===== TEXT PASSAGE =====
The Fatima Prophecies by Stephen Wagner, Paranormal Phenomena Expert. Updated April 10, 2016.

Catholic, pro-miracle accounts:

Meet the Witnesses of the Miracle of the Sun by John Haffert. Spring Grove, Pennsylvania: The American Society for the Defense of Tradition, Family and Property, 1961. John M. Haffert is a co-founder of the Blue Army of Fatima. He interviewed dozens of witnesses of the solar miracle at Fatima, and carefully records their testimonies in his book.

The True Story of Fatima by Fr. John de Marchi. St. Paul, Minnesota: Catechetical Guild Educational Society, 1956. Fr. de Marchi is an acknowledged expert on Fatima, whose account is based on the testimony of the seers, members of their families, and other acquaintances.

The Sixth Apparition of Our Lady. A short article containing eyewitness recollections, from the EWTN Website Celebrating 100 years of Fatima. (Very well-produced and easy to navigate.)

The Apparitions at Fatima. A short account of the visions and the solar miracle.

Catholic attempts to rebut skeptical debunkings of the solar miracle at Fatima:

Debunking the Sun Miracle Skeptics by Mark Mallett, a Canadian Catholic evangelist and former TV reporter. The author’s tone is irenic, and he evaluates the evidence fairly. His blog is well worth having a look at.

Ten Greatest (And Hilarious) Scientific Explanations for Miracle at Fatima by Matthew Archbold. National Catholic Register. Blog article. March 27, 2011. Rather polemical and sarcastic in tone.

Why the solar miracle couldn’t have been a hallucination:

Richard Dawkins And The Miracle Of Sun by Donal Anthony Foley. The Wanderer, Saturday, November 5, 2016. Makes the telling point that it was seen by sailors on a passing ship, who knew nothing about the visions.
=====
> _OBJECTIVE_
From the Fatima reading list above, name every listed work that comes with a year of publication, and give that year for each.
===== GIVEN DATA =====
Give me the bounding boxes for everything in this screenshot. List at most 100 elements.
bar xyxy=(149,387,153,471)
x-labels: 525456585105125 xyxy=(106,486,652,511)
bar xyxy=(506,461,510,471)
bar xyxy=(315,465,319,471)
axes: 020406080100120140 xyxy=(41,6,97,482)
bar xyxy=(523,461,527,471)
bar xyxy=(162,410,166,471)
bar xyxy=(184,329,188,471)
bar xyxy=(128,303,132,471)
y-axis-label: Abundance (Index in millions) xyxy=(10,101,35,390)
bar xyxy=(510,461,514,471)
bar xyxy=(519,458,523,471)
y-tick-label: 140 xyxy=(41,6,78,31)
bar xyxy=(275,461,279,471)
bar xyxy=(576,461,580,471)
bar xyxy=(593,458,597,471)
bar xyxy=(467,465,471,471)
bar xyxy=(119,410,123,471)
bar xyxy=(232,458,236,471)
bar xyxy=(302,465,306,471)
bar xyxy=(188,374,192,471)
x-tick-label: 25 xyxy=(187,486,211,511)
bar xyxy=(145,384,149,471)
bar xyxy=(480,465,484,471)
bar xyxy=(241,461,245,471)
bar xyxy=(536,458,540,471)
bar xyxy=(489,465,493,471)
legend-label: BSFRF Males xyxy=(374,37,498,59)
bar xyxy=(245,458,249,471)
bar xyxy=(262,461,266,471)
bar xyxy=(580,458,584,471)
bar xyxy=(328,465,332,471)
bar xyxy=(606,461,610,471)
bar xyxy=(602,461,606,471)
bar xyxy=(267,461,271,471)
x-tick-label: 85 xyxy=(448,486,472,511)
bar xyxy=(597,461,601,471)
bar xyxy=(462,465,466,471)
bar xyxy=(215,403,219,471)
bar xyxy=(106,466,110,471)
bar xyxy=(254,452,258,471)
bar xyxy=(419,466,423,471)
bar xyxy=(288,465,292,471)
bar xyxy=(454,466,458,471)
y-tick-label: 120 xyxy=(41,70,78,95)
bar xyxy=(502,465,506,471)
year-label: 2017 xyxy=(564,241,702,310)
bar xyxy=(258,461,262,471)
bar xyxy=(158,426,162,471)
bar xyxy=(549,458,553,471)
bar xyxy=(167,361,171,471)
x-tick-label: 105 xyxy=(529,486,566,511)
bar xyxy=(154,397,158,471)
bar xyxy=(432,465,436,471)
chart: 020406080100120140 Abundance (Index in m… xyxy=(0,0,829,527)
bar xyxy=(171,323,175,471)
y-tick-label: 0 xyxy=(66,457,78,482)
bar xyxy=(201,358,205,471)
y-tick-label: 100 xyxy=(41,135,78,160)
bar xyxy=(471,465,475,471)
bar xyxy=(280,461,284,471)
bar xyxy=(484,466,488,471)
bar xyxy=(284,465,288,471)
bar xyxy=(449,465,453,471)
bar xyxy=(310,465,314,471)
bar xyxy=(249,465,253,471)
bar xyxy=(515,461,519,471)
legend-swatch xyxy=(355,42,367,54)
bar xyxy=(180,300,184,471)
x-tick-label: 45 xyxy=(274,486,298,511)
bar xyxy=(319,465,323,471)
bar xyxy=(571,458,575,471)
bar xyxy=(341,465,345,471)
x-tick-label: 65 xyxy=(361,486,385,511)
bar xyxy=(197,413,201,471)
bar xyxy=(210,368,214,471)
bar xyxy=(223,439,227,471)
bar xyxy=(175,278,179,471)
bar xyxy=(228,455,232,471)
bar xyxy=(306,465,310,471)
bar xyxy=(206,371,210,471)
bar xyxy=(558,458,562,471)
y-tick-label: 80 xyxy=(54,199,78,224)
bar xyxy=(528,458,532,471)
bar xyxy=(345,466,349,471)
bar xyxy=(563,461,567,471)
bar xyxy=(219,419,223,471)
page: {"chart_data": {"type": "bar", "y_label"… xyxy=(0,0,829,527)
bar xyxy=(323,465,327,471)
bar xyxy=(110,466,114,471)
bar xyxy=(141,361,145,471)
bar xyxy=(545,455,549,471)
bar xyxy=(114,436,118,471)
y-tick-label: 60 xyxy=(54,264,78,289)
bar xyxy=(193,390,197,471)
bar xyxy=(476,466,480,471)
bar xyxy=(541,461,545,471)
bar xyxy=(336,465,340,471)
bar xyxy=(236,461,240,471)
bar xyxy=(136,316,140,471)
=====
> _OUTPUT OF THE TASK_
- Meet the Witnesses of the Miracle of the Sun: 1961
- The True Story of Fatima: 1956
- Ten Greatest (And Hilarious) Scientific Explanations for Miracle at Fatima: 2011
- Richard Dawkins And The Miracle Of Sun: 2016